— Start Dataset records —

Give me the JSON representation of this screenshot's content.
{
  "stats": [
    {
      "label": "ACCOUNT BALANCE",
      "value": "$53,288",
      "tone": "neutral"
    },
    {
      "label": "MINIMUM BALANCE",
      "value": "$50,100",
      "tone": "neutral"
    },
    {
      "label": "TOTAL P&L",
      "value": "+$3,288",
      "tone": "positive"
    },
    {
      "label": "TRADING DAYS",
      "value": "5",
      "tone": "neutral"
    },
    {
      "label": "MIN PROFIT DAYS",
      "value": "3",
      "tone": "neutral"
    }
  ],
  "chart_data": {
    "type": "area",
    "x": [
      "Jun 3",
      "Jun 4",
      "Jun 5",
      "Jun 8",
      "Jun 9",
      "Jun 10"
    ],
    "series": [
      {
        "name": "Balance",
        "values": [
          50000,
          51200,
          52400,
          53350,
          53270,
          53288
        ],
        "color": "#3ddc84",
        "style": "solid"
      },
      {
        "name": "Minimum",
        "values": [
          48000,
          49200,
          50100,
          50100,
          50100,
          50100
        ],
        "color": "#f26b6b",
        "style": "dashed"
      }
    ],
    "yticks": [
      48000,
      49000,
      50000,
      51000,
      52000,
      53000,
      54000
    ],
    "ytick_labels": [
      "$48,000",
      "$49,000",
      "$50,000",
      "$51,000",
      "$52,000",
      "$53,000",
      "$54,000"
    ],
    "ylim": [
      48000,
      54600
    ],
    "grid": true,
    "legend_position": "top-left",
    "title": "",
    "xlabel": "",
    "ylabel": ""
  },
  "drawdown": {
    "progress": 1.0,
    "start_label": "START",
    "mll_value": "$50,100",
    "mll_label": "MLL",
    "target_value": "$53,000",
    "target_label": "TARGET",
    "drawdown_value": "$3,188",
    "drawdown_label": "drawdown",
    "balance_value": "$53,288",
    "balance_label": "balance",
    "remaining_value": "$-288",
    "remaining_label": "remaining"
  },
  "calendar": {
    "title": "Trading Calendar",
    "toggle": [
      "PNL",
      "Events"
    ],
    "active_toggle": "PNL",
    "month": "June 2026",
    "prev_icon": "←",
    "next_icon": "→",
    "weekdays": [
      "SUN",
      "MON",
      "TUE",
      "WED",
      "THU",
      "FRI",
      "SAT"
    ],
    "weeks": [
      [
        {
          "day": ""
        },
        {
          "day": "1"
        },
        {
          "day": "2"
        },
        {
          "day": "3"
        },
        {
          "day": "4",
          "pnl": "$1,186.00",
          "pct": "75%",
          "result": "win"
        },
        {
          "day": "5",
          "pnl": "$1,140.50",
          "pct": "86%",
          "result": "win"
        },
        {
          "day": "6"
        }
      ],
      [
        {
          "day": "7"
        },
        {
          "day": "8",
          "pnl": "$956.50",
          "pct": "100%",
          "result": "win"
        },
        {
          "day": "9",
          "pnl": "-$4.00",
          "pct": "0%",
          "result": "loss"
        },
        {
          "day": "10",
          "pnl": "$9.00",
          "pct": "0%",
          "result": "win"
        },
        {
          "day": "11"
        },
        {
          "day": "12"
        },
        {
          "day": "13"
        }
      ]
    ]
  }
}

— End Dataset records —

▶ **Exercise task**
Transcribe each entry exactly.

▶ **Solved exercise**
Give me the JSON representation of this screenshot's content.
{
  "stats": [
    {
      "label": "ACCOUNT BALANCE",
      "value": "$53,288",
      "tone": "neutral"
    },
    {
      "label": "MINIMUM BALANCE",
      "value": "$50,100",
      "tone": "neutral"
    },
    {
      "label": "TOTAL P&L",
      "value": "+$3,288",
      "tone": "positive"
    },
    {
      "label": "TRADING DAYS",
      "value": "5",
      "tone": "neutral"
    },
    {
      "label": "MIN PROFIT DAYS",
      "value": "3",
      "tone": "neutral"
    }
  ],
  "chart_data": {
    "type": "area",
    "x": [
      "Jun 3",
      "Jun 4",
      "Jun 5",
      "Jun 8",
      "Jun 9",
      "Jun 10"
    ],
    "series": [
      {
        "name": "Balance",
        "values": [
          50000,
          51200,
          52400,
          53350,
          53270,
          53288
        ],
        "color": "#3ddc84",
        "style": "solid"
      },
      {
        "name": "Minimum",
        "values": [
          48000,
          49200,
          50100,
          50100,
          50100,
          50100
        ],
        "color": "#f26b6b",
        "style": "dashed"
      }
    ],
    "yticks": [
      48000,
      49000,
      50000,
      51000,
      52000,
      53000,
      54000
    ],
    "ytick_labels": [
      "$48,000",
      "$49,000",
      "$50,000",
      "$51,000",
      "$52,000",
      "$53,000",
      "$54,000"
    ],
    "ylim": [
      48000,
      54600
    ],
    "grid": true,
    "legend_position": "top-left",
    "title": "",
    "xlabel": "",
    "ylabel": ""
  },
  "drawdown": {
    "progress": 1.0,
    "start_label": "START",
    "mll_value": "$50,100",
    "mll_label": "MLL",
    "target_value": "$53,000",
    "target_label": "TARGET",
    "drawdown_value": "$3,188",
    "drawdown_label": "drawdown",
    "balance_value": "$53,288",
    "balance_label": "balance",
    "remaining_value": "$-288",
    "remaining_label": "remaining"
  },
  "calendar": {
    "title": "Trading Calendar",
    "toggle": [
      "PNL",
      "Events"
    ],
    "active_toggle": "PNL",
    "month": "June 2026",
    "prev_icon": "←",
    "next_icon": "→",
    "weekdays": [
      "SUN",
      "MON",
      "TUE",
      "WED",
      "THU",
      "FRI",
      "SAT"
    ],
    "weeks": [
      [
        {
          "day": ""
        },
        {
          "day": "1"
        },
        {
          "day": "2"
        },
        {
          "day": "3"
        },
        {
          "day": "4",
          "pnl": "$1,186.00",
          "pct": "75%",
          "result": "win"
        },
        {
          "day": "5",
          "pnl": "$1,140.50",
          "pct": "86%",
          "result": "win"
        },
        {
          "day": "6"
        }
      ],
      [
        {
          "day": "7"
        },
        {
          "day": "8",
          "pnl": "$956.50",
          "pct": "100%",
          "result": "win"
        },
        {
          "day": "9",
          "pnl": "-$4.00",
          "pct": "0%",
          "result": "loss"
        },
        {
          "day": "10",
          "pnl": "$9.00",
          "pct": "0%",
          "result": "win"
        },
        {
          "day": "11"
        },
        {
          "day": "12"
        },
        {
          "day": "13"
        }
      ]
    ]
  }
}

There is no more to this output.